§ **REQUIREMENTS**: Print each line of the listing once more, precisely as given.

(Stored data)
---
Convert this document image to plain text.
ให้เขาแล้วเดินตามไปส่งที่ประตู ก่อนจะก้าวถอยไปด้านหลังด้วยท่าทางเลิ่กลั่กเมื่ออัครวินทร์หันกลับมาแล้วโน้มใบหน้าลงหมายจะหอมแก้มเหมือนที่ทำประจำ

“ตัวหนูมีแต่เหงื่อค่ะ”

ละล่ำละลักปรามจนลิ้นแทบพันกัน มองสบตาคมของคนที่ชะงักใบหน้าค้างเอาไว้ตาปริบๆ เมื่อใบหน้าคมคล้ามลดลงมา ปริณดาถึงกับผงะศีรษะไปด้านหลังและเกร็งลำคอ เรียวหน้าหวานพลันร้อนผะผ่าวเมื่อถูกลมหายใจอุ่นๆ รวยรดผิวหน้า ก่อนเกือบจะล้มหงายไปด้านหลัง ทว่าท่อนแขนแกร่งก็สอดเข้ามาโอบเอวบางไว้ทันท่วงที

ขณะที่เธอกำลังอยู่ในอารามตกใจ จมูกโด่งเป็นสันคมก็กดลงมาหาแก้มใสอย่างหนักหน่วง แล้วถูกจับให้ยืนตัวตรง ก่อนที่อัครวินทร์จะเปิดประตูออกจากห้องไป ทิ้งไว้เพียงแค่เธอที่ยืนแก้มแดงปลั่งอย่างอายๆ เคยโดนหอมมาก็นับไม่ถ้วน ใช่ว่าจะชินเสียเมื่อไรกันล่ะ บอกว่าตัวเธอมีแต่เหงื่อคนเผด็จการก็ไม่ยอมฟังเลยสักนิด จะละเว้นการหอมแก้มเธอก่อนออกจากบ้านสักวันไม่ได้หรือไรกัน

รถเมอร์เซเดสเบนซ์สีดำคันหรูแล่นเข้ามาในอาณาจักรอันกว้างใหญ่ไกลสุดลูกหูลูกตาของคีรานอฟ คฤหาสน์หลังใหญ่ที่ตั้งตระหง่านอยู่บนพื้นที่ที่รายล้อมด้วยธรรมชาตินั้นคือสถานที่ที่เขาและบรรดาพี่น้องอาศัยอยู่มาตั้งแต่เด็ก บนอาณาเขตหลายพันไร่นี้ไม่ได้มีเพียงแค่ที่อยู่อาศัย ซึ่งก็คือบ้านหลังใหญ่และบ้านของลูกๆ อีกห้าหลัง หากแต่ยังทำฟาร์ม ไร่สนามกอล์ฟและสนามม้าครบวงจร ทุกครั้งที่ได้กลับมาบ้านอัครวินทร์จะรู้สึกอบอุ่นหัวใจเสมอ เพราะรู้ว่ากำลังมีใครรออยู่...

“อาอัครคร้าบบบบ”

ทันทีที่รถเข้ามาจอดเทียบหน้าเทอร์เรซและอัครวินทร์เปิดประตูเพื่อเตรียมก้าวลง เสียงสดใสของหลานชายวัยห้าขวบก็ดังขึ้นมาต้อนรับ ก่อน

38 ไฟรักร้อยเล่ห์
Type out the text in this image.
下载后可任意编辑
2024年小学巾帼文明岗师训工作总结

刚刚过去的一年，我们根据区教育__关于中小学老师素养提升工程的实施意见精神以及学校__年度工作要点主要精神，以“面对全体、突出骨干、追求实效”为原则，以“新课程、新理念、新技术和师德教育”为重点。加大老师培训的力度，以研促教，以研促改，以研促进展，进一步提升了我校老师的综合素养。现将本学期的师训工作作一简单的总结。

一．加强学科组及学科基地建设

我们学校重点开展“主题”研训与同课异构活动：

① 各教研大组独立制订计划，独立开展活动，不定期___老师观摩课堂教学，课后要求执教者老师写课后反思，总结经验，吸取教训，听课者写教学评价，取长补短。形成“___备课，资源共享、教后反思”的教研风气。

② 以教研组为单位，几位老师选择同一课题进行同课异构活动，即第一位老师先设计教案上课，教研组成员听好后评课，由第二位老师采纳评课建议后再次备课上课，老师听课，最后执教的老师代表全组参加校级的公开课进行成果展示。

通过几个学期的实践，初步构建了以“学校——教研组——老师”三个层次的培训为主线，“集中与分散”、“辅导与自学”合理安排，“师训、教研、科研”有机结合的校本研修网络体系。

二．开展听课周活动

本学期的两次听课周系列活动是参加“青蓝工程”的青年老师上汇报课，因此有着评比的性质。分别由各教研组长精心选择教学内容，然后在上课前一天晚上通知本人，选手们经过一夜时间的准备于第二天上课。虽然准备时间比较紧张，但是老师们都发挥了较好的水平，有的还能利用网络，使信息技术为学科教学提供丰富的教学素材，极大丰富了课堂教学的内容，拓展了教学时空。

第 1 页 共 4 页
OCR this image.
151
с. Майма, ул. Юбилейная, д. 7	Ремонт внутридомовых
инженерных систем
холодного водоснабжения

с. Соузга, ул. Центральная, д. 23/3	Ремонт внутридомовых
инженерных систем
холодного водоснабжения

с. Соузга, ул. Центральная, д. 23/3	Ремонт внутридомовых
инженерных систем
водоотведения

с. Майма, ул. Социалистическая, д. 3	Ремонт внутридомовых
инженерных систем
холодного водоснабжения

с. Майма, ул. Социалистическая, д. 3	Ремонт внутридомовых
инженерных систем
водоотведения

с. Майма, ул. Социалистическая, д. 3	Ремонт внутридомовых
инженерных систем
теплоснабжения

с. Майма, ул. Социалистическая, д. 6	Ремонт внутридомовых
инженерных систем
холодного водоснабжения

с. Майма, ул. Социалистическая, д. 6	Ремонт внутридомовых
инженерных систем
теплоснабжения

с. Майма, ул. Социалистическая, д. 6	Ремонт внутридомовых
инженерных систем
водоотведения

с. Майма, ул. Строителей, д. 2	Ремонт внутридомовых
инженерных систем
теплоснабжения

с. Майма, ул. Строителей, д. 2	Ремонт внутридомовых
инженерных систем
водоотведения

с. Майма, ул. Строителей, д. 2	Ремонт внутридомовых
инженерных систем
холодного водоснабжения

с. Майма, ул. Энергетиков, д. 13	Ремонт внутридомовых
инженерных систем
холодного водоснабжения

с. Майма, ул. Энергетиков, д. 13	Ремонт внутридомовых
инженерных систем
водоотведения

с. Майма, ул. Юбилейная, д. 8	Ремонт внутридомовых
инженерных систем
---
§ **ANSWER IN FULL**:
Convert this document image to plain text.
ให้เขาแล้วเดินตามไปส่งที่ประตู ก่อนจะก้าวถอยไปด้านหลังด้วยท่าทางเลิ่กลั่กเมื่ออัครวินทร์หันกลับมาแล้วโน้มใบหน้าลงหมายจะหอมแก้มเหมือนที่ทำประจำ

“ตัวหนูมีแต่เหงื่อค่ะ”

ละล่ำละลักปรามจนลิ้นแทบพันกัน มองสบตาคมของคนที่ชะงักใบหน้าค้างเอาไว้ตาปริบๆ เมื่อใบหน้าคมคล้ามลดลงมา ปริณดาถึงกับผงะศีรษะไปด้านหลังและเกร็งลำคอ เรียวหน้าหวานพลันร้อนผะผ่าวเมื่อถูกลมหายใจอุ่นๆ รวยรดผิวหน้า ก่อนเกือบจะล้มหงายไปด้านหลัง ทว่าท่อนแขนแกร่งก็สอดเข้ามาโอบเอวบางไว้ทันท่วงที

ขณะที่เธอกำลังอยู่ในอารามตกใจ จมูกโด่งเป็นสันคมก็กดลงมาหาแก้มใสอย่างหนักหน่วง แล้วถูกจับให้ยืนตัวตรง ก่อนที่อัครวินทร์จะเปิดประตูออกจากห้องไป ทิ้งไว้เพียงแค่เธอที่ยืนแก้มแดงปลั่งอย่างอายๆ เคยโดนหอมมาก็นับไม่ถ้วน ใช่ว่าจะชินเสียเมื่อไรกันล่ะ บอกว่าตัวเธอมีแต่เหงื่อคนเผด็จการก็ไม่ยอมฟังเลยสักนิด จะละเว้นการหอมแก้มเธอก่อนออกจากบ้านสักวันไม่ได้หรือไรกัน

รถเมอร์เซเดสเบนซ์สีดำคันหรูแล่นเข้ามาในอาณาจักรอันกว้างใหญ่ไกลสุดลูกหูลูกตาของคีรานอฟ คฤหาสน์หลังใหญ่ที่ตั้งตระหง่านอยู่บนพื้นที่ที่รายล้อมด้วยธรรมชาตินั้นคือสถานที่ที่เขาและบรรดาพี่น้องอาศัยอยู่มาตั้งแต่เด็ก บนอาณาเขตหลายพันไร่นี้ไม่ได้มีเพียงแค่ที่อยู่อาศัย ซึ่งก็คือบ้านหลังใหญ่และบ้านของลูกๆ อีกห้าหลัง หากแต่ยังทำฟาร์ม ไร่สนามกอล์ฟและสนามม้าครบวงจร ทุกครั้งที่ได้กลับมาบ้านอัครวินทร์จะรู้สึกอบอุ่นหัวใจเสมอ เพราะรู้ว่ากำลังมีใครรออยู่...

“อาอัครคร้าบบบบ”

ทันทีที่รถเข้ามาจอดเทียบหน้าเทอร์เรซและอัครวินทร์เปิดประตูเพื่อเตรียมก้าวลง เสียงสดใสของหลานชายวัยห้าขวบก็ดังขึ้นมาต้อนรับ ก่อน

38 ไฟรักร้อยเล่ห์
Type out the text in this image.
下载后可任意编辑
2024年小学巾帼文明岗师训工作总结

刚刚过去的一年，我们根据区教育__关于中小学老师素养提升工程的实施意见精神以及学校__年度工作要点主要精神，以“面对全体、突出骨干、追求实效”为原则，以“新课程、新理念、新技术和师德教育”为重点。加大老师培训的力度，以研促教，以研促改，以研促进展，进一步提升了我校老师的综合素养。现将本学期的师训工作作一简单的总结。

一．加强学科组及学科基地建设

我们学校重点开展“主题”研训与同课异构活动：

① 各教研大组独立制订计划，独立开展活动，不定期___老师观摩课堂教学，课后要求执教者老师写课后反思，总结经验，吸取教训，听课者写教学评价，取长补短。形成“___备课，资源共享、教后反思”的教研风气。

② 以教研组为单位，几位老师选择同一课题进行同课异构活动，即第一位老师先设计教案上课，教研组成员听好后评课，由第二位老师采纳评课建议后再次备课上课，老师听课，最后执教的老师代表全组参加校级的公开课进行成果展示。

通过几个学期的实践，初步构建了以“学校——教研组——老师”三个层次的培训为主线，“集中与分散”、“辅导与自学”合理安排，“师训、教研、科研”有机结合的校本研修网络体系。

二．开展听课周活动

本学期的两次听课周系列活动是参加“青蓝工程”的青年老师上汇报课，因此有着评比的性质。分别由各教研组长精心选择教学内容，然后在上课前一天晚上通知本人，选手们经过一夜时间的准备于第二天上课。虽然准备时间比较紧张，但是老师们都发挥了较好的水平，有的还能利用网络，使信息技术为学科教学提供丰富的教学素材，极大丰富了课堂教学的内容，拓展了教学时空。

第 1 页 共 4 页
OCR this image.
151
с. Майма, ул. Юбилейная, д. 7	Ремонт внутридомовых
инженерных систем
холодного водоснабжения

с. Соузга, ул. Центральная, д. 23/3	Ремонт внутридомовых
инженерных систем
холодного водоснабжения

с. Соузга, ул. Центральная, д. 23/3	Ремонт внутридомовых
инженерных систем
водоотведения

с. Майма, ул. Социалистическая, д. 3	Ремонт внутридомовых
инженерных систем
холодного водоснабжения

с. Майма, ул. Социалистическая, д. 3	Ремонт внутридомовых
инженерных систем
водоотведения

с. Майма, ул. Социалистическая, д. 3	Ремонт внутридомовых
инженерных систем
теплоснабжения

с. Майма, ул. Социалистическая, д. 6	Ремонт внутридомовых
инженерных систем
холодного водоснабжения

с. Майма, ул. Социалистическая, д. 6	Ремонт внутридомовых
инженерных систем
теплоснабжения

с. Майма, ул. Социалистическая, д. 6	Ремонт внутридомовых
инженерных систем
водоотведения

с. Майма, ул. Строителей, д. 2	Ремонт внутридомовых
инженерных систем
теплоснабжения

с. Майма, ул. Строителей, д. 2	Ремонт внутридомовых
инженерных систем
водоотведения

с. Майма, ул. Строителей, д. 2	Ремонт внутридомовых
инженерных систем
холодного водоснабжения

с. Майма, ул. Энергетиков, д. 13	Ремонт внутридомовых
инженерных систем
холодного водоснабжения

с. Майма, ул. Энергетиков, д. 13	Ремонт внутридомовых
инженерных систем
водоотведения

с. Майма, ул. Юбилейная, д. 8	Ремонт внутридомовых
инженерных систем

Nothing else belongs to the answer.